### Written problem
Gather, from the data below, each line in which the word "meteor" occurs.

[Collected data entries]
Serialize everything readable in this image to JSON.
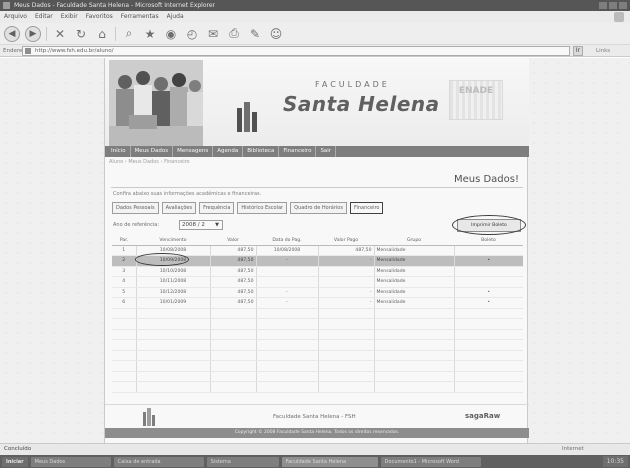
{
  "browser": {
    "title": "Meus Dados - Faculdade Santa Helena - Microsoft Internet Explorer",
    "menu": [
      "Arquivo",
      "Editar",
      "Exibir",
      "Favoritos",
      "Ferramentas",
      "Ajuda"
    ],
    "address_label": "Endereço",
    "address": "http://www.fsh.edu.br/aluno/",
    "go_label": "Ir",
    "links_label": "Links",
    "status": "Concluído",
    "zone": "Internet"
  },
  "site": {
    "logo_pre": "FACULDADE",
    "logo_main": "Santa Helena",
    "badge": "ENADE",
    "nav": [
      "Início",
      "Meus Dados",
      "Mensagens",
      "Agenda",
      "Biblioteca",
      "Financeiro",
      "Sair"
    ],
    "breadcrumb": "Aluno › Meus Dados › Financeiro",
    "page_title": "Meus Dados!",
    "info_text": "Confira abaixo suas informações acadêmicas e financeiras.",
    "tabs": [
      "Dados Pessoais",
      "Avaliações",
      "Frequência",
      "Histórico Escolar",
      "Quadro de Horários",
      "Financeiro"
    ],
    "filter_label": "Ano de referência:",
    "filter_value": "2008 / 2",
    "print_button": "Imprimir Boleto",
    "table": {
      "headers": [
        "Par.",
        "Vencimento",
        "Valor",
        "Data do Pag.",
        "Valor Pago",
        "Grupo",
        "Boleto"
      ],
      "rows": [
        [
          "1",
          "10/08/2008",
          "487,50",
          "10/08/2008",
          "487,50",
          "Mensalidade",
          ""
        ],
        [
          "2",
          "10/09/2008",
          "487,50",
          "-",
          "-",
          "Mensalidade",
          "•"
        ],
        [
          "3",
          "10/10/2008",
          "487,50",
          "",
          "",
          "Mensalidade",
          ""
        ],
        [
          "4",
          "10/11/2008",
          "487,50",
          "",
          "",
          "Mensalidade",
          ""
        ],
        [
          "5",
          "10/12/2008",
          "487,50",
          "-",
          "-",
          "Mensalidade",
          "•"
        ],
        [
          "6",
          "10/01/2009",
          "487,50",
          "-",
          "-",
          "Mensalidade",
          "•"
        ]
      ]
    },
    "footer_text": "Faculdade Santa Helena - FSH",
    "footer_logo": "sagaRaw",
    "copyright": "Copyright © 2008 Faculdade Santa Helena. Todos os direitos reservados."
  },
  "taskbar": {
    "start": "Iniciar",
    "items": [
      "Meus Dados",
      "Caixa de entrada",
      "Sistema",
      "Faculdade Santa Helena",
      "Documento1 - Microsoft Word"
    ],
    "active_index": 3,
    "clock": "10:35"
  }
}
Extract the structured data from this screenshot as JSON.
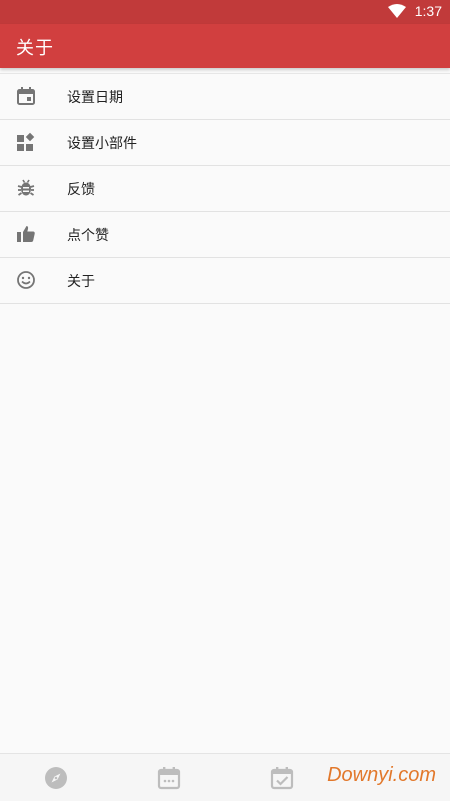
{
  "status_bar": {
    "time": "1:37",
    "wifi_icon": "wifi-icon"
  },
  "app_bar": {
    "title": "关于",
    "color": "#d13f3f"
  },
  "menu": {
    "items": [
      {
        "label": "设置日期",
        "icon": "calendar-event-icon"
      },
      {
        "label": "设置小部件",
        "icon": "widgets-icon"
      },
      {
        "label": "反馈",
        "icon": "bug-icon"
      },
      {
        "label": "点个赞",
        "icon": "thumb-up-icon"
      },
      {
        "label": "关于",
        "icon": "smiley-icon"
      }
    ]
  },
  "bottom_nav": {
    "items": [
      {
        "icon": "compass-icon"
      },
      {
        "icon": "calendar-icon"
      },
      {
        "icon": "checkbox-calendar-icon"
      }
    ]
  },
  "watermark": {
    "text": "Downyi.com",
    "color": "#e2782b"
  }
}
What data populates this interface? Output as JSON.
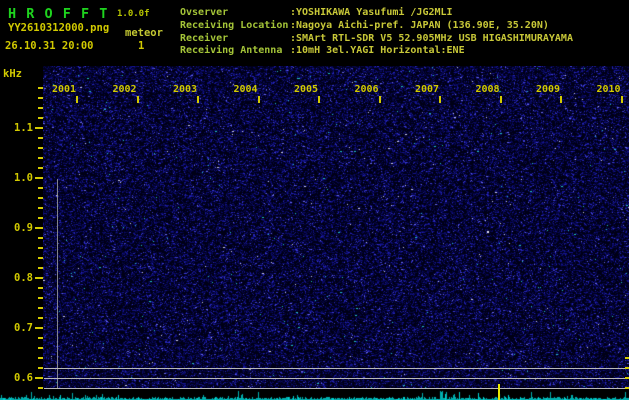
{
  "app": {
    "title": "H R O F F T",
    "version": "1.0.0f",
    "filename": "YY2610312000.png",
    "channel": "meteor",
    "datetime": "26.10.31 20:00",
    "count": "1"
  },
  "station": {
    "rows": [
      {
        "label": "Ovserver",
        "value": ":YOSHIKAWA Yasufumi /JG2MLI"
      },
      {
        "label": "Receiving Location",
        "value": ":Nagoya Aichi-pref. JAPAN (136.90E, 35.20N)"
      },
      {
        "label": "Receiver",
        "value": ":SMArt RTL-SDR V5 52.905MHz USB HIGASHIMURAYAMA"
      },
      {
        "label": "Receiving Antenna",
        "value": ":10mH 3el.YAGI Horizontal:ENE"
      }
    ]
  },
  "chart_data": {
    "type": "heatmap",
    "title": "HROFFT 10-minute radio meteor spectrogram, background noise only (no strong echoes)",
    "ylabel": "kHz",
    "y_major_ticks": [
      1.1,
      1.0,
      0.9,
      0.8,
      0.7,
      0.6
    ],
    "y_minor_step_khz": 0.02,
    "y_range_khz": [
      0.576,
      1.224
    ],
    "x_tick_labels": [
      "2001",
      "2002",
      "2003",
      "2004",
      "2005",
      "2006",
      "2007",
      "2008",
      "2009",
      "2010"
    ],
    "x_meaning": "local time 20:01 - 20:10",
    "reference_lines_khz": [
      0.62,
      0.6,
      0.58
    ],
    "carrier_trace": "faint vertical grey line near left edge below 1.0 kHz",
    "event_marker": {
      "at_label": "2008",
      "color": "#e8e800"
    },
    "signal_meter": "cyan noise-level strip along bottom edge",
    "legend": "none",
    "grid": "off",
    "palette": {
      "background": "#000016",
      "noise_blues": [
        "#050540",
        "#0a0a66",
        "#15158f",
        "#2626bb",
        "#3d3dd6",
        "#6a6aee"
      ],
      "noise_cyan": "#22c4c4",
      "noise_white": "#cfcfef",
      "meter_cyan": "#00b0b0",
      "axis_yellow": "#d2ca00",
      "reference_line_grey": "#b8b8b8",
      "carrier_line_grey": "#9a9a9a"
    }
  },
  "colors": {
    "title_green": "#1ed41e",
    "version_yellow_green": "#b6c400",
    "header_yellow": "#d2ca00",
    "channel_yellow_green": "#c4c832",
    "info_label_green": "#a4c438",
    "info_value_yellow": "#c8c838"
  }
}
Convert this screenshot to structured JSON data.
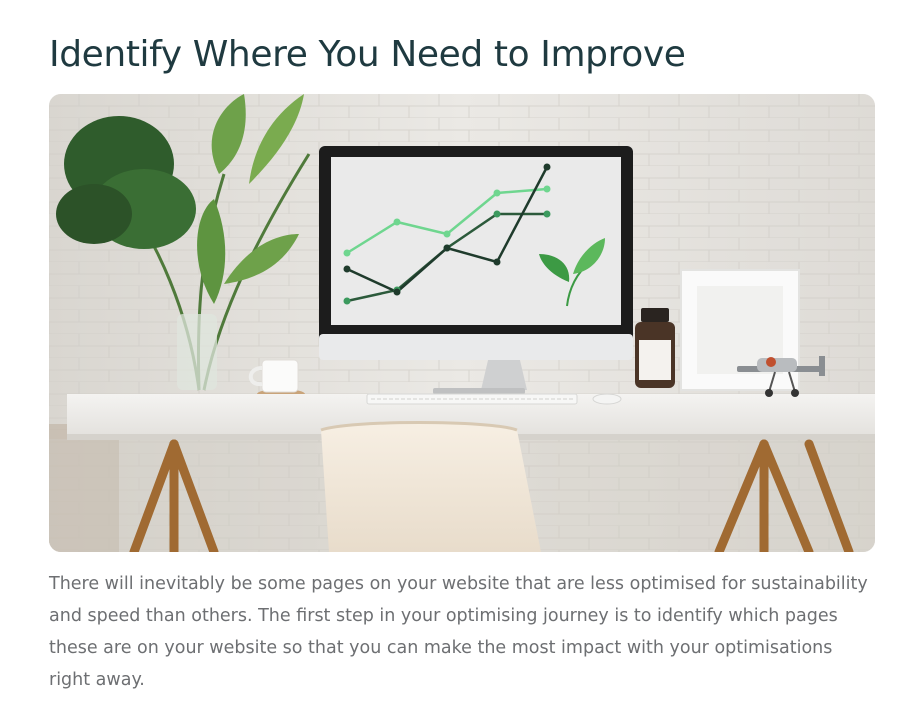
{
  "article": {
    "heading": "Identify Where You Need to Improve",
    "paragraph": "There will inevitably be some pages on your website that are less optimised for sustainability and speed than others. The first step in your optimising journey is to identify which pages these are on your website so that you can make the most impact with your optimisations right away."
  },
  "hero_image": {
    "description_icon": "desk-workspace-illustration",
    "colors": {
      "wall": "#e5e3df",
      "desk": "#f1f0ee",
      "monitor_bezel": "#1c1c1c",
      "chart_light": "#6fd68f",
      "chart_mid": "#3c9a5e",
      "chart_dark": "#1f3b2c",
      "leaf": "#3c9a44"
    }
  }
}
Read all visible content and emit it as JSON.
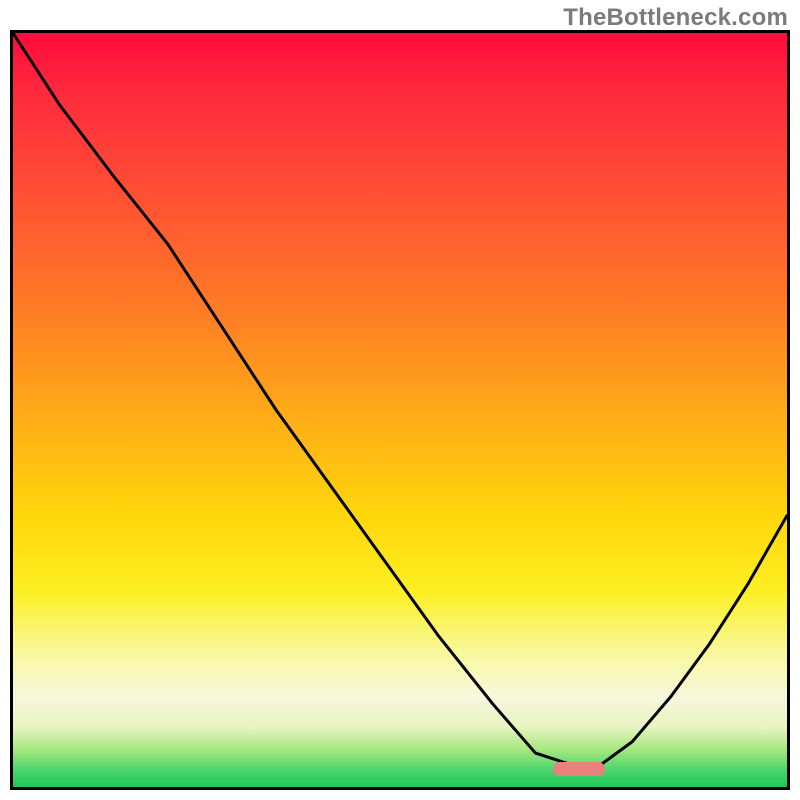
{
  "watermark": "TheBottleneck.com",
  "colors": {
    "frame_border": "#000000",
    "curve_stroke": "#000000",
    "marker_fill": "#e8817c",
    "gradient_top": "#ff0b3b",
    "gradient_bottom": "#1ec956"
  },
  "marker": {
    "x_frac": 0.725,
    "y_frac": 0.968
  },
  "chart_data": {
    "type": "line",
    "title": "",
    "xlabel": "",
    "ylabel": "",
    "xlim": [
      0,
      1
    ],
    "ylim": [
      0,
      1
    ],
    "grid": false,
    "legend": false,
    "background": "rainbow-gradient (red top → green bottom)",
    "series": [
      {
        "name": "curve",
        "x": [
          0.0,
          0.06,
          0.13,
          0.2,
          0.27,
          0.34,
          0.41,
          0.48,
          0.55,
          0.62,
          0.675,
          0.72,
          0.76,
          0.8,
          0.85,
          0.9,
          0.95,
          1.0
        ],
        "y": [
          1.0,
          0.905,
          0.81,
          0.72,
          0.61,
          0.5,
          0.4,
          0.3,
          0.2,
          0.11,
          0.045,
          0.03,
          0.03,
          0.06,
          0.12,
          0.19,
          0.27,
          0.36
        ]
      }
    ],
    "marker": {
      "shape": "rounded-rect",
      "color": "#e8817c",
      "x": 0.725,
      "y": 0.032
    }
  }
}
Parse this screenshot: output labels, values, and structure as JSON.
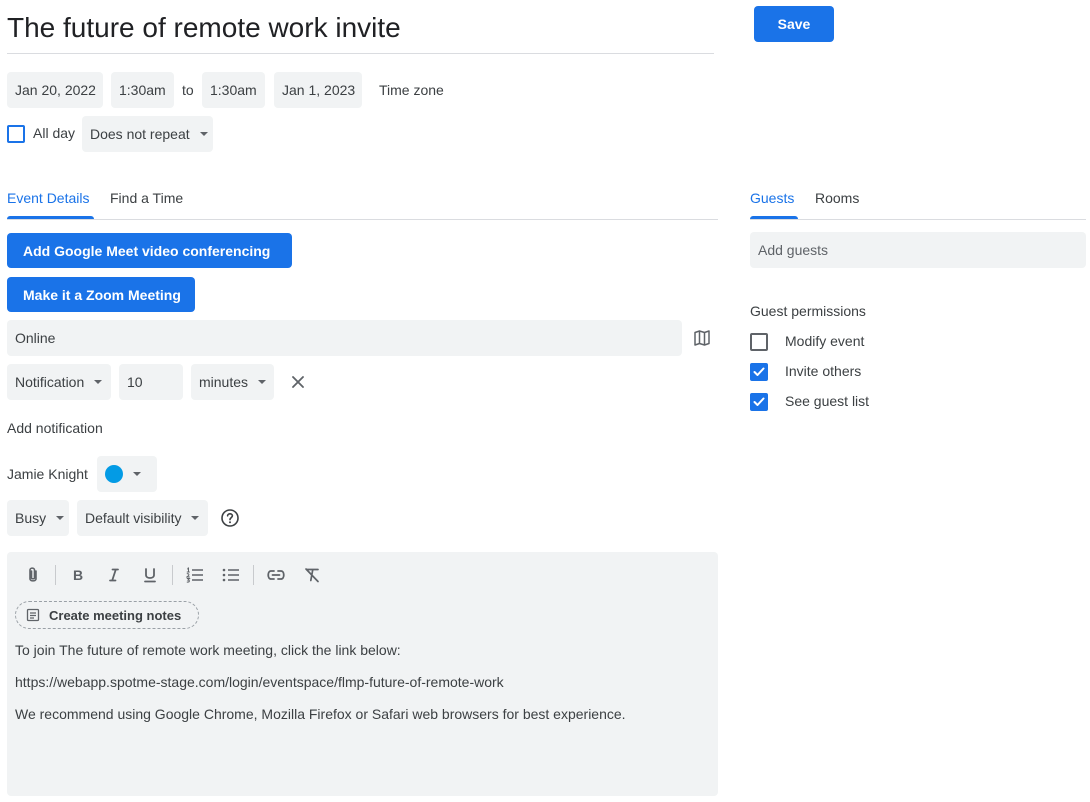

### Complete answer
    "channel": "meteor",
    "title": "HROFFT 10-minute radio meteor spectrogram, background noise only (no strong echoes)",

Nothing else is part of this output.